_DO THIS_.
Reproduce every line in the listing that contains the word "designed".

_GIVEN DATA_.

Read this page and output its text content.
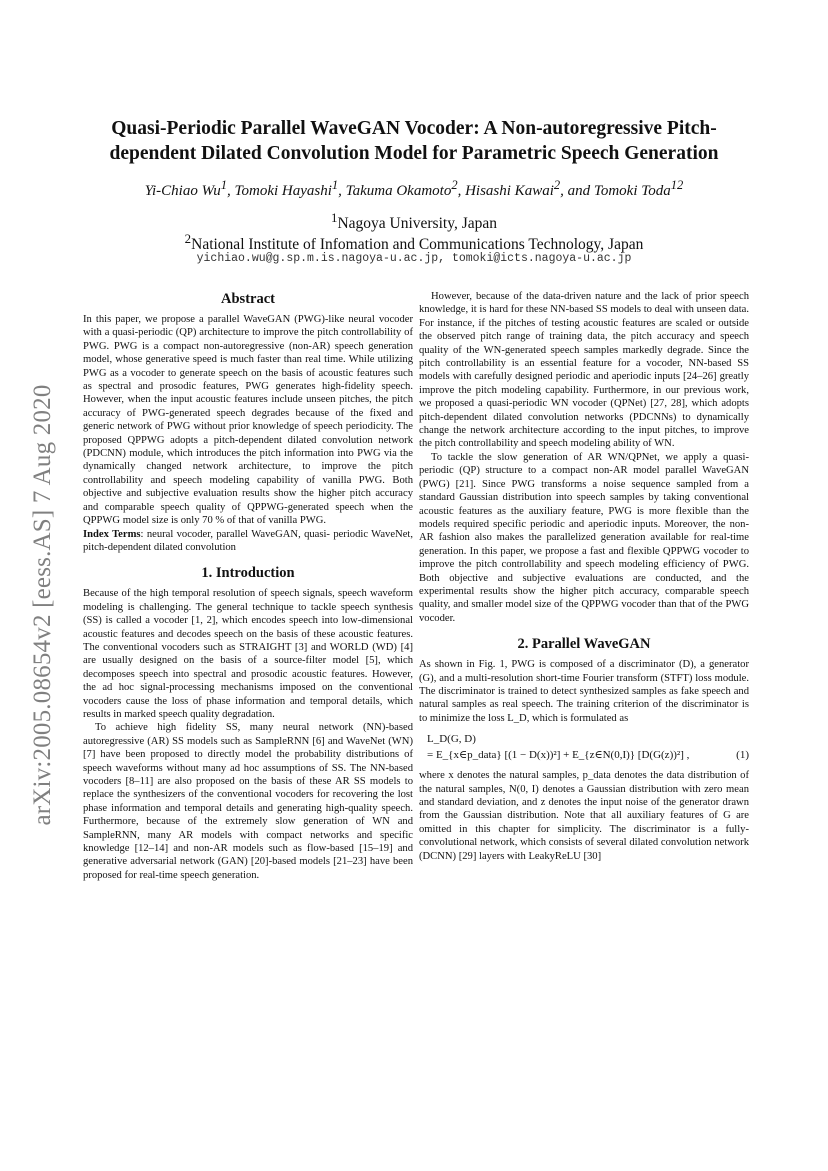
arXiv:2005.08654v2 [eess.AS] 7 Aug 2020
Quasi-Periodic Parallel WaveGAN Vocoder: A Non-autoregressive Pitch-
dependent Dilated Convolution Model for Parametric Speech Generation
Yi-Chiao Wu$^1$, Tomoki Hayashi$^1$, Takuma Okamoto$^2$, Hisashi Kawai$^2$, and Tomoki Toda$^{12}$
$^1$Nagoya University, Japan
$^2$National Institute of Infomation and Communications Technology, Japan
yichiao.wu@g.sp.m.is.nagoya-u.ac.jp, tomoki@icts.nagoya-u.ac.jp
Abstract

In this paper, we propose a parallel WaveGAN (PWG)-like neural vocoder with a quasi-periodic (QP) architecture to improve the pitch controllability of PWG. PWG is a compact non-autoregressive (non-AR) speech generation model, whose generative speed is much faster than real time. While utilizing PWG as a vocoder to generate speech on the basis of acoustic features such as spectral and prosodic features, PWG generates high-fidelity speech. However, when the input acoustic features include unseen pitches, the pitch accuracy of PWG-generated speech degrades because of the fixed and generic network of PWG without prior knowledge of speech periodicity. The proposed QPPWG adopts a pitch-dependent dilated convolution network (PDCNN) module, which introduces the pitch information into PWG via the dynamically changed network architecture, to improve the pitch controllability and speech modeling capability of vanilla PWG. Both objective and subjective evaluation results show the higher pitch accuracy and comparable speech quality of QPPWG-generated speech when the QPPWG model size is only 70 % of that of vanilla PWG.

Index Terms: neural vocoder, parallel WaveGAN, quasi- periodic WaveNet, pitch-dependent dilated convolution

1. Introduction

Because of the high temporal resolution of speech signals, speech waveform modeling is challenging. The general technique to tackle speech synthesis (SS) is called a vocoder [1, 2], which encodes speech into low-dimensional acoustic features and decodes speech on the basis of these acoustic features. The conventional vocoders such as STRAIGHT [3] and WORLD (WD) [4] are usually designed on the basis of a source-filter model [5], which decomposes speech into spectral and prosodic acoustic features. However, the ad hoc signal-processing mechanisms imposed on the conventional vocoders cause the loss of phase information and temporal details, which results in marked speech quality degradation.

To achieve high fidelity SS, many neural network (NN)-based autoregressive (AR) SS models such as SampleRNN [6] and WaveNet (WN) [7] have been proposed to directly model the probability distributions of speech waveforms without many ad hoc assumptions of SS. The NN-based vocoders [8–11] are also proposed on the basis of these AR SS models to replace the synthesizers of the conventional vocoders for recovering the lost phase information and temporal details and generating high-quality speech. Furthermore, because of the extremely slow generation of WN and SampleRNN, many AR models with compact networks and specific knowledge [12–14] and non-AR models such as flow-based [15–19] and generative adversarial network (GAN) [20]-based models [21–23] have been proposed for real-time speech generation.

However, because of the data-driven nature and the lack of prior speech knowledge, it is hard for these NN-based SS models to deal with unseen data. For instance, if the pitches of testing acoustic features are scaled or outside the observed pitch range of training data, the pitch accuracy and speech quality of the WN-generated speech samples markedly degrade. Since the pitch controllability is an essential feature for a vocoder, NN-based SS models with carefully designed periodic and aperiodic inputs [24–26] greatly improve the pitch modeling capability. Furthermore, in our previous work, we proposed a quasi-periodic WN vocoder (QPNet) [27, 28], which adopts pitch-dependent dilated convolution networks (PDCNNs) to dynamically change the network architecture according to the input pitches, to improve the pitch controllability and speech modeling ability of WN.

To tackle the slow generation of AR WN/QPNet, we apply a quasi-periodic (QP) structure to a compact non-AR model parallel WaveGAN (PWG) [21]. Since PWG transforms a noise sequence sampled from a standard Gaussian distribution into speech samples by taking conventional acoustic features as the auxiliary feature, PWG is more flexible than the models required specific periodic and aperiodic inputs. Moreover, the non-AR fashion also makes the parallelized generation available for real-time generation. In this paper, we propose a fast and flexible QPPWG vocoder to improve the pitch controllability and speech modeling efficiency of PWG. Both objective and subjective evaluations are conducted, and the experimental results show the higher pitch accuracy, comparable speech quality, and smaller model size of the QPPWG vocoder than that of the PWG vocoder.

2. Parallel WaveGAN

As shown in Fig. 1, PWG is composed of a discriminator (D), a generator (G), and a multi-resolution short-time Fourier transform (STFT) loss module. The discriminator is trained to detect synthesized samples as fake speech and natural samples as real speech. The training criterion of the discriminator is to minimize the loss L_D, which is formulated as

L_D(G, D)
= E_{x∈p_data} [(1 − D(x))²] + E_{z∈N(0,I)} [D(G(z))²] ,	(1)

where x denotes the natural samples, p_data denotes the data distribution of the natural samples, N(0, I) denotes a Gaussian distribution with zero mean and standard deviation, and z denotes the input noise of the generator drawn from the Gaussian distribution. Note that all auxiliary features of G are omitted in this chapter for simplicity. The discriminator is a fully-convolutional network, which consists of several dilated convolution network (DCNN) [29] layers with LeakyReLU [30]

_RESULT_.
Because of the high temporal resolution of speech signals, speech waveform modeling is challenging. The general technique to tackle speech synthesis (SS) is called a vocoder [1, 2], which encodes speech into low-dimensional acoustic features and decodes speech on the basis of these acoustic features. The conventional vocoders such as STRAIGHT [3] and WORLD (WD) [4] are usually designed on the basis of a source-filter model [5], which decomposes speech into spectral and prosodic acoustic features. However, the ad hoc signal-processing mechanisms imposed on the conventional vocoders cause the loss of phase information and temporal details, which results in marked speech quality degradation.
However, because of the data-driven nature and the lack of prior speech knowledge, it is hard for these NN-based SS models to deal with unseen data. For instance, if the pitches of testing acoustic features are scaled or outside the observed pitch range of training data, the pitch accuracy and speech quality of the WN-generated speech samples markedly degrade. Since the pitch controllability is an essential feature for a vocoder, NN-based SS models with carefully designed periodic and aperiodic inputs [24–26] greatly improve the pitch modeling capability. Furthermore, in our previous work, we proposed a quasi-periodic WN vocoder (QPNet) [27, 28], which adopts pitch-dependent dilated convolution networks (PDCNNs) to dynamically change the network architecture according to the input pitches, to improve the pitch controllability and speech modeling ability of WN.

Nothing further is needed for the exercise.